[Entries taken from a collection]
━━━━━━━━━━━━━━━━

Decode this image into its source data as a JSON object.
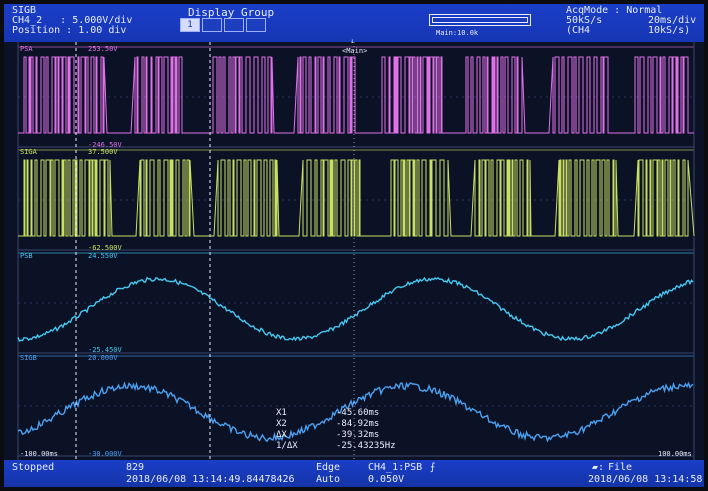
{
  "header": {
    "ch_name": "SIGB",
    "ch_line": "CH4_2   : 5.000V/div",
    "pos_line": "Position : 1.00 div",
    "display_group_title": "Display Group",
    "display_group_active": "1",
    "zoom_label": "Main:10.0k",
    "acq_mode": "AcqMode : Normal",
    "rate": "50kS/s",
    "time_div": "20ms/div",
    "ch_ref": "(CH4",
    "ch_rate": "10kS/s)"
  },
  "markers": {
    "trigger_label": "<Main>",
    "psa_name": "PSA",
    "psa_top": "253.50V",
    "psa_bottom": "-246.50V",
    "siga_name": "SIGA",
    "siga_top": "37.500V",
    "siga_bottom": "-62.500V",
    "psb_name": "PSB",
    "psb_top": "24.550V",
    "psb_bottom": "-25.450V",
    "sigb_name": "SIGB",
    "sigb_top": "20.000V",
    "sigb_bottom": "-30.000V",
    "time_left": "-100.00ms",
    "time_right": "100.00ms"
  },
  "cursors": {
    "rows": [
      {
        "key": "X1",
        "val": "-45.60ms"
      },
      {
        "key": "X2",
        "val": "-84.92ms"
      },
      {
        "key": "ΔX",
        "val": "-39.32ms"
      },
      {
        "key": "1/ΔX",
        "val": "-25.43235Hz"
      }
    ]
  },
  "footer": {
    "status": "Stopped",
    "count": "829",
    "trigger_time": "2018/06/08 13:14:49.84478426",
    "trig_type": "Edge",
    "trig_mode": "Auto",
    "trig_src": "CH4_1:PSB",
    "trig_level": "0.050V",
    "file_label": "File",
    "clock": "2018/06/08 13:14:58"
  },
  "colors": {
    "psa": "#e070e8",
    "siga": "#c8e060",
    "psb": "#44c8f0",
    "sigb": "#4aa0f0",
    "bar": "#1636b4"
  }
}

━━━━━━━━━━━━━━━━

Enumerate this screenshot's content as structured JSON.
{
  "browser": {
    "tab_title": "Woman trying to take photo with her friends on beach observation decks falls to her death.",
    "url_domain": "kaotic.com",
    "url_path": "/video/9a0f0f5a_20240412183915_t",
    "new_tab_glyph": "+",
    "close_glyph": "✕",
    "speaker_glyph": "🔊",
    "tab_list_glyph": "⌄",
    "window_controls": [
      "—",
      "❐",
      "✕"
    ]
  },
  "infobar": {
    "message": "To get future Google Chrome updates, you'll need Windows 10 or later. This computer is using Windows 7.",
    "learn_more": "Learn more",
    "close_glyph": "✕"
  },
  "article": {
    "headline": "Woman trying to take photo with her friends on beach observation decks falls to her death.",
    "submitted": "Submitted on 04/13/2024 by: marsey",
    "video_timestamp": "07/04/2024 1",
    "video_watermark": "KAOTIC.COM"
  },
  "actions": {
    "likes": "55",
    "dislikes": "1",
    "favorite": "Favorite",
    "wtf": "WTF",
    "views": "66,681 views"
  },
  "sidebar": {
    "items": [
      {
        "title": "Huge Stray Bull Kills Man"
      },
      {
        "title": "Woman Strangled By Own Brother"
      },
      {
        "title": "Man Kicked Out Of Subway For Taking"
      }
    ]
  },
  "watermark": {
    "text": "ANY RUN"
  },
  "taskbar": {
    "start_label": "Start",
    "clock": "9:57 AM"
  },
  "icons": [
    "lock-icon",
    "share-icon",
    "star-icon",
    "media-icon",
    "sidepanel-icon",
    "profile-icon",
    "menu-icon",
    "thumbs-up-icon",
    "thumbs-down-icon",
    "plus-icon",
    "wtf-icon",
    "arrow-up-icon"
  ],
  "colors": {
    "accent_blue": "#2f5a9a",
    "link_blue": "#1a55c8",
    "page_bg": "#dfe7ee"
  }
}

━━━━━━━━━━━━━━━━

- What is being asked
Only lines with "Woman" are wanted here; list each of them.

- Output of the task
    "tab_title": "Woman trying to take photo with her friends on beach observation decks falls to her death.",
    "headline": "Woman trying to take photo with her friends on beach observation decks falls to her death.",
        "title": "Woman Strangled By Own Brother"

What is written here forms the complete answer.